THE EXERCISE:
Write out, precisely and in full, each line of the material.

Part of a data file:
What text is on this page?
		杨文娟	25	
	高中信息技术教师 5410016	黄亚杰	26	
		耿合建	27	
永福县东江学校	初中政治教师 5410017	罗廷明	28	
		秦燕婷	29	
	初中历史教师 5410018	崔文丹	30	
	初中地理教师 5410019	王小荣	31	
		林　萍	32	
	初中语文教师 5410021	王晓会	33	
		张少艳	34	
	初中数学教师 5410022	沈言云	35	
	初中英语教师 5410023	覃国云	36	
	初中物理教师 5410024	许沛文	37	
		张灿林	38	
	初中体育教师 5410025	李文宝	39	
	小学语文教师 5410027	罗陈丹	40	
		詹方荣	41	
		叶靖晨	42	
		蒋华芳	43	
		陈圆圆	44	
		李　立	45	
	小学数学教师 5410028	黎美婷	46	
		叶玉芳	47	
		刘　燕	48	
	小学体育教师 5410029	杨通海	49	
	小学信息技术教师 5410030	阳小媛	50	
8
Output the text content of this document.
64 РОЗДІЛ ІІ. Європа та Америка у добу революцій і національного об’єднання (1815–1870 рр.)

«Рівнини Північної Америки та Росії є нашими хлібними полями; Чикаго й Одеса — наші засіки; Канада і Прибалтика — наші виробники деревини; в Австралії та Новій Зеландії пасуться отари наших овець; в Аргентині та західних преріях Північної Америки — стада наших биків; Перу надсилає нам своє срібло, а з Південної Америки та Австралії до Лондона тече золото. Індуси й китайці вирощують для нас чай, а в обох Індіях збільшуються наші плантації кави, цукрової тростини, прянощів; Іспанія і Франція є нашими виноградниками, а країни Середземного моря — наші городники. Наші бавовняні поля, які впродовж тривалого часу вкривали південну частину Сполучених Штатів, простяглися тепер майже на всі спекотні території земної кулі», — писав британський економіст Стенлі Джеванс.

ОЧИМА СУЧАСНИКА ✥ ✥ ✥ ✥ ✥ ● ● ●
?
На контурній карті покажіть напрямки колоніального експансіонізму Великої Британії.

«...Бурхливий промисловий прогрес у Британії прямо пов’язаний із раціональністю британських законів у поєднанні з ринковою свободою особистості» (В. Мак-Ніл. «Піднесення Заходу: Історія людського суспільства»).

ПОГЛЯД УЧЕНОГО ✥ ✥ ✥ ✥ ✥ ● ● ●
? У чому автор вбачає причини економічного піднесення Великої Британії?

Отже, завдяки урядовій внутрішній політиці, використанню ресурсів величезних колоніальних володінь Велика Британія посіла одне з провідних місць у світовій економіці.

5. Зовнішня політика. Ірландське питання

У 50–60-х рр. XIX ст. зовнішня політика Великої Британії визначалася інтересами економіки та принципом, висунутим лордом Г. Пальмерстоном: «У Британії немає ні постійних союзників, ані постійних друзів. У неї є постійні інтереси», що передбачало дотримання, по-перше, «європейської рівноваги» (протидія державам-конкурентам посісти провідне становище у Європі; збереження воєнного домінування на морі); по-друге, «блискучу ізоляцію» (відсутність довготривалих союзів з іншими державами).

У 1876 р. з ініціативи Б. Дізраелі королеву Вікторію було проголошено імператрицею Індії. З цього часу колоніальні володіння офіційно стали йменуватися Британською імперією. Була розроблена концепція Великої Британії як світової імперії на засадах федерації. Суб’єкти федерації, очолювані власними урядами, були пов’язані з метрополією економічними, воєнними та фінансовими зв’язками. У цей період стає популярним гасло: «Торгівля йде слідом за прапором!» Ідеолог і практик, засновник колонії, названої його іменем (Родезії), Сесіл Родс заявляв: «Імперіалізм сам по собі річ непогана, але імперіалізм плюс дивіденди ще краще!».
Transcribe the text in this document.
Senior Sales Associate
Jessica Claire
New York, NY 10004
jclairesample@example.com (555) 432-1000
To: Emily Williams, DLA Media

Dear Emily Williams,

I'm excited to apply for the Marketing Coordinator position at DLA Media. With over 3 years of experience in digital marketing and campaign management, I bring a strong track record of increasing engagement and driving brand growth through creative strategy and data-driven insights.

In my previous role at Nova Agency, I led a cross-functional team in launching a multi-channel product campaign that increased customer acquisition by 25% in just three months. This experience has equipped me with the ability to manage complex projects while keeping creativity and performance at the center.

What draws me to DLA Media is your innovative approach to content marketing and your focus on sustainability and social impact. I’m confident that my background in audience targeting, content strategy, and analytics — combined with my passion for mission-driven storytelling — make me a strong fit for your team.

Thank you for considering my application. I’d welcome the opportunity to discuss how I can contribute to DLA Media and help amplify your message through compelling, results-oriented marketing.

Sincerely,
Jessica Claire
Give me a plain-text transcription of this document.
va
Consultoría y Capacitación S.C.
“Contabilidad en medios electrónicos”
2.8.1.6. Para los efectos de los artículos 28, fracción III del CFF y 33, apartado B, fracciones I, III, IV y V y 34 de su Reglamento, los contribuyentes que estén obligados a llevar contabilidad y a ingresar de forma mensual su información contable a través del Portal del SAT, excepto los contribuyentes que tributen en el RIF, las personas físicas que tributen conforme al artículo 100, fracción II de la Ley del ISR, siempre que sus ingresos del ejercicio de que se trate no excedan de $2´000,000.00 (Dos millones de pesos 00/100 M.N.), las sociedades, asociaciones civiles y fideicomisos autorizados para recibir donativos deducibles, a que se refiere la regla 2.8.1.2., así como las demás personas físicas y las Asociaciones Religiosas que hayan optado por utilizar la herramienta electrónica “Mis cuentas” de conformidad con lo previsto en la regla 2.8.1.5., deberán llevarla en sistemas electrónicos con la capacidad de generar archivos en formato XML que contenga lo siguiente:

WRITTEN SOLUTION:
What text is on this page?
		杨文娟	25	
	高中信息技术教师 5410016	黄亚杰	26	
		耿合建	27	
永福县东江学校	初中政治教师 5410017	罗廷明	28	
		秦燕婷	29	
	初中历史教师 5410018	崔文丹	30	
	初中地理教师 5410019	王小荣	31	
		林　萍	32	
	初中语文教师 5410021	王晓会	33	
		张少艳	34	
	初中数学教师 5410022	沈言云	35	
	初中英语教师 5410023	覃国云	36	
	初中物理教师 5410024	许沛文	37	
		张灿林	38	
	初中体育教师 5410025	李文宝	39	
	小学语文教师 5410027	罗陈丹	40	
		詹方荣	41	
		叶靖晨	42	
		蒋华芳	43	
		陈圆圆	44	
		李　立	45	
	小学数学教师 5410028	黎美婷	46	
		叶玉芳	47	
		刘　燕	48	
	小学体育教师 5410029	杨通海	49	
	小学信息技术教师 5410030	阳小媛	50	
8
Output the text content of this document.
64 РОЗДІЛ ІІ. Європа та Америка у добу революцій і національного об’єднання (1815–1870 рр.)

«Рівнини Північної Америки та Росії є нашими хлібними полями; Чикаго й Одеса — наші засіки; Канада і Прибалтика — наші виробники деревини; в Австралії та Новій Зеландії пасуться отари наших овець; в Аргентині та західних преріях Північної Америки — стада наших биків; Перу надсилає нам своє срібло, а з Південної Америки та Австралії до Лондона тече золото. Індуси й китайці вирощують для нас чай, а в обох Індіях збільшуються наші плантації кави, цукрової тростини, прянощів; Іспанія і Франція є нашими виноградниками, а країни Середземного моря — наші городники. Наші бавовняні поля, які впродовж тривалого часу вкривали південну частину Сполучених Штатів, простяглися тепер майже на всі спекотні території земної кулі», — писав британський економіст Стенлі Джеванс.

ОЧИМА СУЧАСНИКА ✥ ✥ ✥ ✥ ✥ ● ● ●
?
На контурній карті покажіть напрямки колоніального експансіонізму Великої Британії.

«...Бурхливий промисловий прогрес у Британії прямо пов’язаний із раціональністю британських законів у поєднанні з ринковою свободою особистості» (В. Мак-Ніл. «Піднесення Заходу: Історія людського суспільства»).

ПОГЛЯД УЧЕНОГО ✥ ✥ ✥ ✥ ✥ ● ● ●
? У чому автор вбачає причини економічного піднесення Великої Британії?

Отже, завдяки урядовій внутрішній політиці, використанню ресурсів величезних колоніальних володінь Велика Британія посіла одне з провідних місць у світовій економіці.

5. Зовнішня політика. Ірландське питання

У 50–60-х рр. XIX ст. зовнішня політика Великої Британії визначалася інтересами економіки та принципом, висунутим лордом Г. Пальмерстоном: «У Британії немає ні постійних союзників, ані постійних друзів. У неї є постійні інтереси», що передбачало дотримання, по-перше, «європейської рівноваги» (протидія державам-конкурентам посісти провідне становище у Європі; збереження воєнного домінування на морі); по-друге, «блискучу ізоляцію» (відсутність довготривалих союзів з іншими державами).

У 1876 р. з ініціативи Б. Дізраелі королеву Вікторію було проголошено імператрицею Індії. З цього часу колоніальні володіння офіційно стали йменуватися Британською імперією. Була розроблена концепція Великої Британії як світової імперії на засадах федерації. Суб’єкти федерації, очолювані власними урядами, були пов’язані з метрополією економічними, воєнними та фінансовими зв’язками. У цей період стає популярним гасло: «Торгівля йде слідом за прапором!» Ідеолог і практик, засновник колонії, названої його іменем (Родезії), Сесіл Родс заявляв: «Імперіалізм сам по собі річ непогана, але імперіалізм плюс дивіденди ще краще!».
Transcribe the text in this document.
Senior Sales Associate
Jessica Claire
New York, NY 10004
jclairesample@example.com (555) 432-1000
To: Emily Williams, DLA Media

Dear Emily Williams,

I'm excited to apply for the Marketing Coordinator position at DLA Media. With over 3 years of experience in digital marketing and campaign management, I bring a strong track record of increasing engagement and driving brand growth through creative strategy and data-driven insights.

In my previous role at Nova Agency, I led a cross-functional team in launching a multi-channel product campaign that increased customer acquisition by 25% in just three months. This experience has equipped me with the ability to manage complex projects while keeping creativity and performance at the center.

What draws me to DLA Media is your innovative approach to content marketing and your focus on sustainability and social impact. I’m confident that my background in audience targeting, content strategy, and analytics — combined with my passion for mission-driven storytelling — make me a strong fit for your team.

Thank you for considering my application. I’d welcome the opportunity to discuss how I can contribute to DLA Media and help amplify your message through compelling, results-oriented marketing.

Sincerely,
Jessica Claire
Give me a plain-text transcription of this document.
va
Consultoría y Capacitación S.C.
“Contabilidad en medios electrónicos”
2.8.1.6. Para los efectos de los artículos 28, fracción III del CFF y 33, apartado B, fracciones I, III, IV y V y 34 de su Reglamento, los contribuyentes que estén obligados a llevar contabilidad y a ingresar de forma mensual su información contable a través del Portal del SAT, excepto los contribuyentes que tributen en el RIF, las personas físicas que tributen conforme al artículo 100, fracción II de la Ley del ISR, siempre que sus ingresos del ejercicio de que se trate no excedan de $2´000,000.00 (Dos millones de pesos 00/100 M.N.), las sociedades, asociaciones civiles y fideicomisos autorizados para recibir donativos deducibles, a que se refiere la regla 2.8.1.2., así como las demás personas físicas y las Asociaciones Religiosas que hayan optado por utilizar la herramienta electrónica “Mis cuentas” de conformidad con lo previsto en la regla 2.8.1.5., deberán llevarla en sistemas electrónicos con la capacidad de generar archivos en formato XML que contenga lo siguiente:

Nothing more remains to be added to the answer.